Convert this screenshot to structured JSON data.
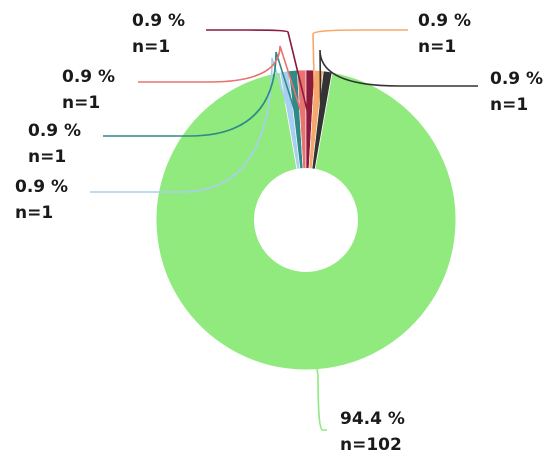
{
  "chart_data": {
    "type": "pie",
    "donut": true,
    "title": "",
    "slices": [
      {
        "percent_label": "94.4 %",
        "count_label": "n=102",
        "value": 102,
        "color": "#90ea7e"
      },
      {
        "percent_label": "0.9 %",
        "count_label": "n=1",
        "value": 1,
        "color": "#a8cff0"
      },
      {
        "percent_label": "0.9 %",
        "count_label": "n=1",
        "value": 1,
        "color": "#2e8b86"
      },
      {
        "percent_label": "0.9 %",
        "count_label": "n=1",
        "value": 1,
        "color": "#e8736f"
      },
      {
        "percent_label": "0.9 %",
        "count_label": "n=1",
        "value": 1,
        "color": "#8b1a3d"
      },
      {
        "percent_label": "0.9 %",
        "count_label": "n=1",
        "value": 1,
        "color": "#f6a86a"
      },
      {
        "percent_label": "0.9 %",
        "count_label": "n=1",
        "value": 1,
        "color": "#333333"
      }
    ]
  }
}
-- -- --
» **Aim**
Quote the entries in full. Any image among them is to be omitted from the copy.

» **Response**
Convert this screenshot to structured JSON data.
{
  "chart_data": {
    "type": "pie",
    "donut": true,
    "title": "",
    "slices": [
      {
        "percent_label": "94.4 %",
        "count_label": "n=102",
        "value": 102,
        "color": "#90ea7e"
      },
      {
        "percent_label": "0.9 %",
        "count_label": "n=1",
        "value": 1,
        "color": "#a8cff0"
      },
      {
        "percent_label": "0.9 %",
        "count_label": "n=1",
        "value": 1,
        "color": "#2e8b86"
      },
      {
        "percent_label": "0.9 %",
        "count_label": "n=1",
        "value": 1,
        "color": "#e8736f"
      },
      {
        "percent_label": "0.9 %",
        "count_label": "n=1",
        "value": 1,
        "color": "#8b1a3d"
      },
      {
        "percent_label": "0.9 %",
        "count_label": "n=1",
        "value": 1,
        "color": "#f6a86a"
      },
      {
        "percent_label": "0.9 %",
        "count_label": "n=1",
        "value": 1,
        "color": "#333333"
      }
    ]
  }
}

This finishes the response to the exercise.